Task objective: In the material below, rename "drawing-canvas" to "sketch-canvas" and leave every other line unchanged.

Rows from a dataset:

+ + + +

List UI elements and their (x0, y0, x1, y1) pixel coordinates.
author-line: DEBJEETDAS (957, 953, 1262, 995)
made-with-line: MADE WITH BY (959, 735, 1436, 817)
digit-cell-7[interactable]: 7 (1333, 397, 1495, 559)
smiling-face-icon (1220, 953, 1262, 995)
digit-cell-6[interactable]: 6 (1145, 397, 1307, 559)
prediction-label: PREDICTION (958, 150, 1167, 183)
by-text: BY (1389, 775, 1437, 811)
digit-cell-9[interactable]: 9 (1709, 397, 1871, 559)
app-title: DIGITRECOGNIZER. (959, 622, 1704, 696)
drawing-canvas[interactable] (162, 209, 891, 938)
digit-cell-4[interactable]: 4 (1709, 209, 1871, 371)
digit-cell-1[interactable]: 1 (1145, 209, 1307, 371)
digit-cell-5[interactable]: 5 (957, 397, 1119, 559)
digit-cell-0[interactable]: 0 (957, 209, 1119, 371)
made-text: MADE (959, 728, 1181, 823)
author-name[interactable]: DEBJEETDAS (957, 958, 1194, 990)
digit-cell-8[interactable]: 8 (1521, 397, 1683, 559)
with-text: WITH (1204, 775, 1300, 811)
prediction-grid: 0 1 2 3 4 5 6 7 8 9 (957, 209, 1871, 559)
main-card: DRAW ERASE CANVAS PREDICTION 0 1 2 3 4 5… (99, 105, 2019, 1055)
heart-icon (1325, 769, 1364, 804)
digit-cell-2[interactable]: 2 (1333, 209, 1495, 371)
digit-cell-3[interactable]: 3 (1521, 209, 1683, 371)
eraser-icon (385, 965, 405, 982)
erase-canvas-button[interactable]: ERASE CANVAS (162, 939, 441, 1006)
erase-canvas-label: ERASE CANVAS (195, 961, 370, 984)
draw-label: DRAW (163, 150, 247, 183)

+ + + +

The answer:
List UI elements and their (x0, y0, x1, y1) pixel coordinates.
author-line: DEBJEETDAS (957, 953, 1262, 995)
made-with-line: MADE WITH BY (959, 735, 1436, 817)
digit-cell-7[interactable]: 7 (1333, 397, 1495, 559)
smiling-face-icon (1220, 953, 1262, 995)
digit-cell-6[interactable]: 6 (1145, 397, 1307, 559)
prediction-label: PREDICTION (958, 150, 1167, 183)
by-text: BY (1389, 775, 1437, 811)
digit-cell-9[interactable]: 9 (1709, 397, 1871, 559)
app-title: DIGITRECOGNIZER. (959, 622, 1704, 696)
sketch-canvas[interactable] (162, 209, 891, 938)
digit-cell-4[interactable]: 4 (1709, 209, 1871, 371)
digit-cell-1[interactable]: 1 (1145, 209, 1307, 371)
digit-cell-5[interactable]: 5 (957, 397, 1119, 559)
digit-cell-0[interactable]: 0 (957, 209, 1119, 371)
made-text: MADE (959, 728, 1181, 823)
author-name[interactable]: DEBJEETDAS (957, 958, 1194, 990)
digit-cell-8[interactable]: 8 (1521, 397, 1683, 559)
with-text: WITH (1204, 775, 1300, 811)
prediction-grid: 0 1 2 3 4 5 6 7 8 9 (957, 209, 1871, 559)
main-card: DRAW ERASE CANVAS PREDICTION 0 1 2 3 4 5… (99, 105, 2019, 1055)
heart-icon (1325, 769, 1364, 804)
digit-cell-2[interactable]: 2 (1333, 209, 1495, 371)
digit-cell-3[interactable]: 3 (1521, 209, 1683, 371)
eraser-icon (385, 965, 405, 982)
erase-canvas-button[interactable]: ERASE CANVAS (162, 939, 441, 1006)
erase-canvas-label: ERASE CANVAS (195, 961, 370, 984)
draw-label: DRAW (163, 150, 247, 183)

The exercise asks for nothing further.